Instruction: Count the lines below that include the word "pommes" and write that number alone.
---
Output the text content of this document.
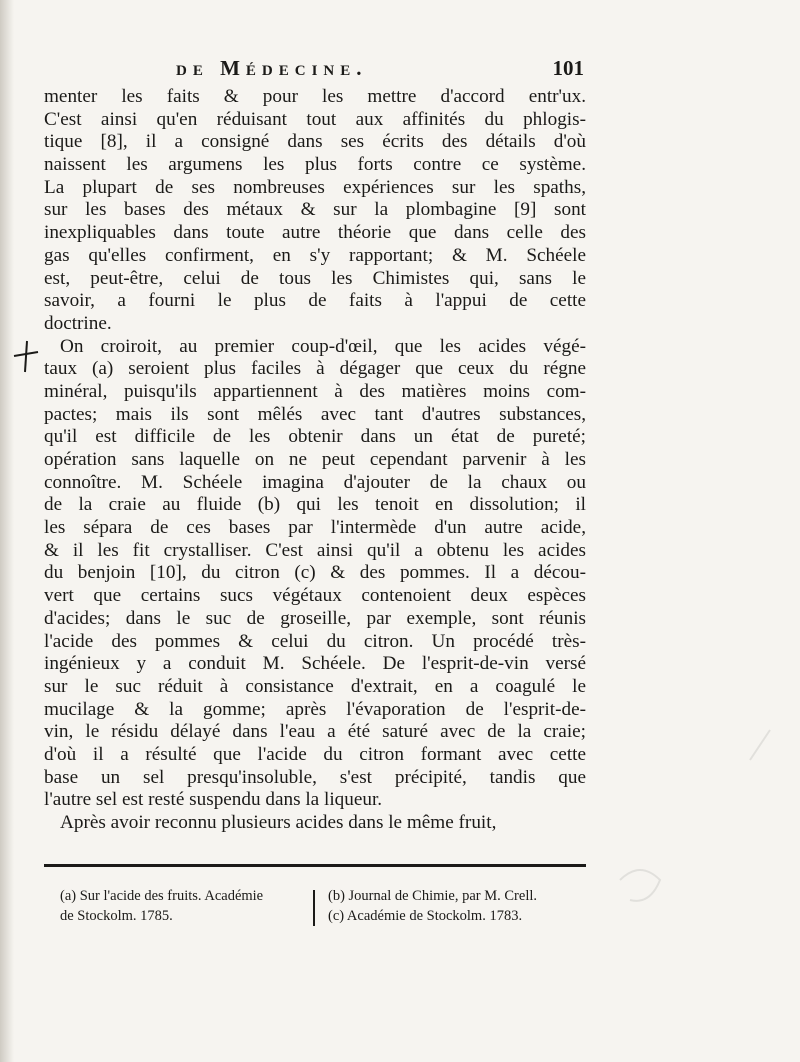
de Médecine.	101
menter les faits & pour les mettre d'accord entr'ux.
C'est ainsi qu'en réduisant tout aux affinités du phlogis-
tique [8], il a consigné dans ses écrits des détails d'où
naissent les argumens les plus forts contre ce système.
La plupart de ses nombreuses expériences sur les spaths,
sur les bases des métaux & sur la plombagine [9] sont
inexpliquables dans toute autre théorie que dans celle des
gas qu'elles confirment, en s'y rapportant; & M. Schéele
est, peut-être, celui de tous les Chimistes qui, sans le
savoir, a fourni le plus de faits à l'appui de cette
doctrine.
On croiroit, au premier coup-d'œil, que les acides végé-
taux (a) seroient plus faciles à dégager que ceux du régne
minéral, puisqu'ils appartiennent à des matières moins com-
pactes; mais ils sont mêlés avec tant d'autres substances,
qu'il est difficile de les obtenir dans un état de pureté;
opération sans laquelle on ne peut cependant parvenir à les
connoître. M. Schéele imagina d'ajouter de la chaux ou
de la craie au fluide (b) qui les tenoit en dissolution; il
les sépara de ces bases par l'intermède d'un autre acide,
& il les fit crystalliser. C'est ainsi qu'il a obtenu les acides
du benjoin [10], du citron (c) & des pommes. Il a décou-
vert que certains sucs végétaux contenoient deux espèces
d'acides; dans le suc de groseille, par exemple, sont réunis
l'acide des pommes & celui du citron. Un procédé très-
ingénieux y a conduit M. Schéele. De l'esprit-de-vin versé
sur le suc réduit à consistance d'extrait, en a coagulé le
mucilage & la gomme; après l'évaporation de l'esprit-de-
vin, le résidu délayé dans l'eau a été saturé avec de la craie;
d'où il a résulté que l'acide du citron formant avec cette
base un sel presqu'insoluble, s'est précipité, tandis que
l'autre sel est resté suspendu dans la liqueur.
Après avoir reconnu plusieurs acides dans le même fruit,
(a) Sur l'acide des fruits. Académie
de Stockolm. 1785.
(b) Journal de Chimie, par M. Crell.
(c) Académie de Stockolm. 1783.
---
Response to the exercise: 2